Dataset entries:

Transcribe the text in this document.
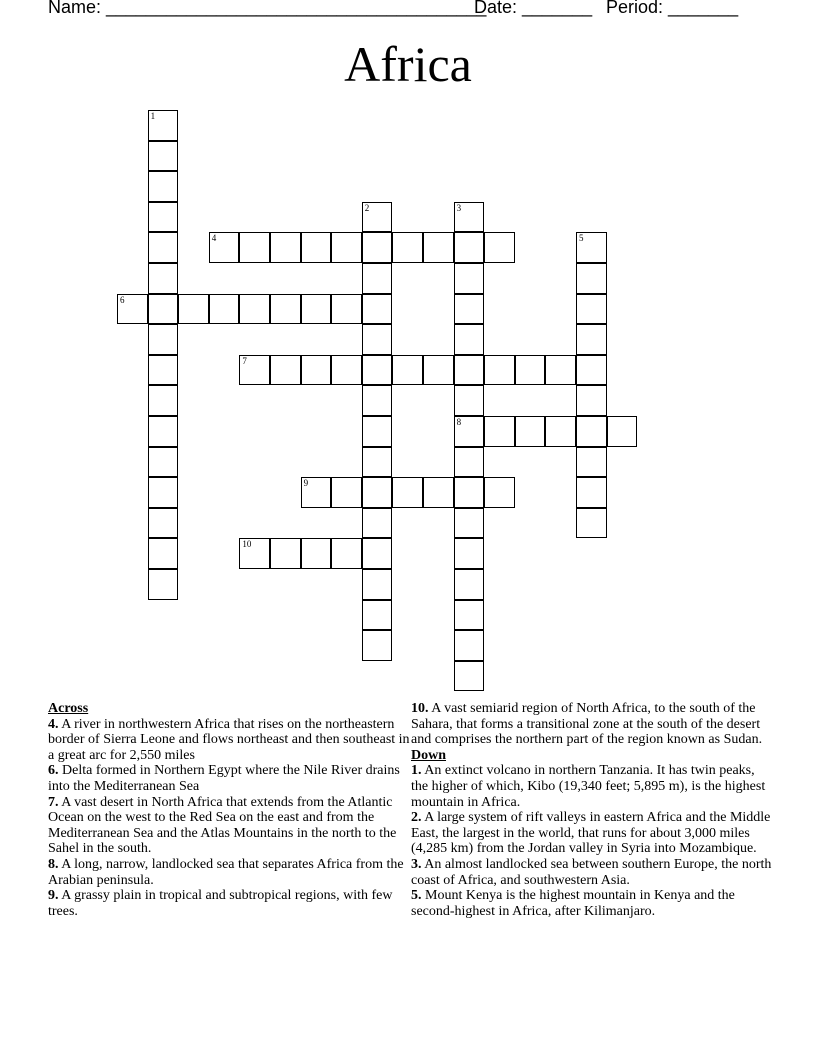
Name: ______________________________________
Date: _______ Period: _______
Africa
1
2	3
8
4	5
6
7
9
10
Across
4. A river in northwestern Africa that rises on the northeastern border of Sierra Leone and flows northeast and then southeast in a great arc for 2,550 miles
6. Delta formed in Northern Egypt where the Nile River drains into the Mediterranean Sea
7. A vast desert in North Africa that extends from the Atlantic Ocean on the west to the Red Sea on the east and from the Mediterranean Sea and the Atlas Mountains in the north to the Sahel in the south.
8. A long, narrow, landlocked sea that separates Africa from the Arabian peninsula.
9. A grassy plain in tropical and subtropical regions, with few trees.
10. A vast semiarid region of North Africa, to the south of the Sahara, that forms a transitional zone at the south of the desert and comprises the northern part of the region known as Sudan.
Down
1. An extinct volcano in northern Tanzania. It has twin peaks, the higher of which, Kibo (19,340 feet; 5,895 m), is the highest mountain in Africa.
2. A large system of rift valleys in eastern Africa and the Middle East, the largest in the world, that runs for about 3,000 miles (4,285 km) from the Jordan valley in Syria into Mozambique.
3. An almost landlocked sea between southern Europe, the north coast of Africa, and southwestern Asia.
5. Mount Kenya is the highest mountain in Kenya and the second-highest in Africa, after Kilimanjaro.
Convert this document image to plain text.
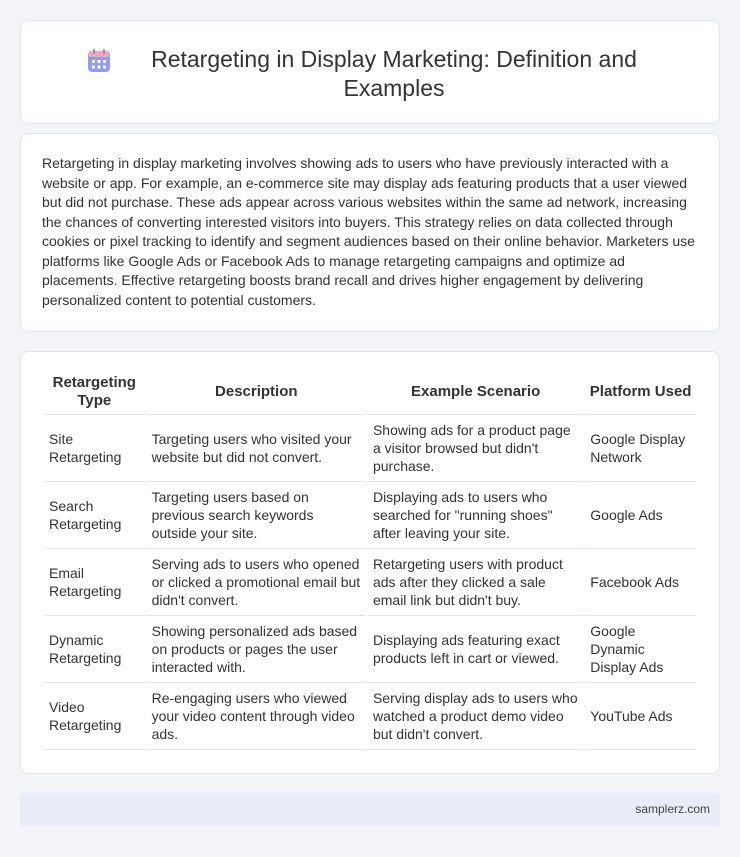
Retargeting in Display Marketing: Definition and Examples

Retargeting in display marketing involves showing ads to users who have previously interacted with a website or app. For example, an e-commerce site may display ads featuring products that a user viewed but did not purchase. These ads appear across various websites within the same ad network, increasing the chances of converting interested visitors into buyers. This strategy relies on data collected through cookies or pixel tracking to identify and segment audiences based on their online behavior. Marketers use platforms like Google Ads or Facebook Ads to manage retargeting campaigns and optimize ad placements. Effective retargeting boosts brand recall and drives higher engagement by delivering personalized content to potential customers.

Retargeting Type	Description	Example Scenario	Platform Used
Site Retargeting	Targeting users who visited your website but did not convert.	Showing ads for a product page a visitor browsed but didn't purchase.	Google Display Network
Search Retargeting	Targeting users based on previous search keywords outside your site.	Displaying ads to users who searched for "running shoes" after leaving your site.	Google Ads
Email Retargeting	Serving ads to users who opened or clicked a promotional email but didn't convert.	Retargeting users with product ads after they clicked a sale email link but didn't buy.	Facebook Ads
Dynamic Retargeting	Showing personalized ads based on products or pages the user interacted with.	Displaying ads featuring exact products left in cart or viewed.	Google Dynamic Display Ads
Video Retargeting	Re-engaging users who viewed your video content through video ads.	Serving display ads to users who watched a product demo video but didn't convert.	YouTube Ads
samplerz.com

Short problem: Please transcribe the material above exactly as written. Leave the pictures out.

Output:
Transcribe the text in this document.
Name: ______________________________________
Date: _______ Period: _______
Africa
1
2	3
8
4	5
6
7
9
10
Across
4. A river in northwestern Africa that rises on the northeastern border of Sierra Leone and flows northeast and then southeast in a great arc for 2,550 miles
6. Delta formed in Northern Egypt where the Nile River drains into the Mediterranean Sea
7. A vast desert in North Africa that extends from the Atlantic Ocean on the west to the Red Sea on the east and from the Mediterranean Sea and the Atlas Mountains in the north to the Sahel in the south.
8. A long, narrow, landlocked sea that separates Africa from the Arabian peninsula.
9. A grassy plain in tropical and subtropical regions, with few trees.
10. A vast semiarid region of North Africa, to the south of the Sahara, that forms a transitional zone at the south of the desert and comprises the northern part of the region known as Sudan.
Down
1. An extinct volcano in northern Tanzania. It has twin peaks, the higher of which, Kibo (19,340 feet; 5,895 m), is the highest mountain in Africa.
2. A large system of rift valleys in eastern Africa and the Middle East, the largest in the world, that runs for about 3,000 miles (4,285 km) from the Jordan valley in Syria into Mozambique.
3. An almost landlocked sea between southern Europe, the north coast of Africa, and southwestern Asia.
5. Mount Kenya is the highest mountain in Kenya and the second-highest in Africa, after Kilimanjaro.
Convert this document image to plain text.
Retargeting in Display Marketing: Definition and Examples

Retargeting in display marketing involves showing ads to users who have previously interacted with a website or app. For example, an e-commerce site may display ads featuring products that a user viewed but did not purchase. These ads appear across various websites within the same ad network, increasing the chances of converting interested visitors into buyers. This strategy relies on data collected through cookies or pixel tracking to identify and segment audiences based on their online behavior. Marketers use platforms like Google Ads or Facebook Ads to manage retargeting campaigns and optimize ad placements. Effective retargeting boosts brand recall and drives higher engagement by delivering personalized content to potential customers.

Retargeting Type	Description	Example Scenario	Platform Used
Site Retargeting	Targeting users who visited your website but did not convert.	Showing ads for a product page a visitor browsed but didn't purchase.	Google Display Network
Search Retargeting	Targeting users based on previous search keywords outside your site.	Displaying ads to users who searched for "running shoes" after leaving your site.	Google Ads
Email Retargeting	Serving ads to users who opened or clicked a promotional email but didn't convert.	Retargeting users with product ads after they clicked a sale email link but didn't buy.	Facebook Ads
Dynamic Retargeting	Showing personalized ads based on products or pages the user interacted with.	Displaying ads featuring exact products left in cart or viewed.	Google Dynamic Display Ads
Video Retargeting	Re-engaging users who viewed your video content through video ads.	Serving display ads to users who watched a product demo video but didn't convert.	YouTube Ads
samplerz.com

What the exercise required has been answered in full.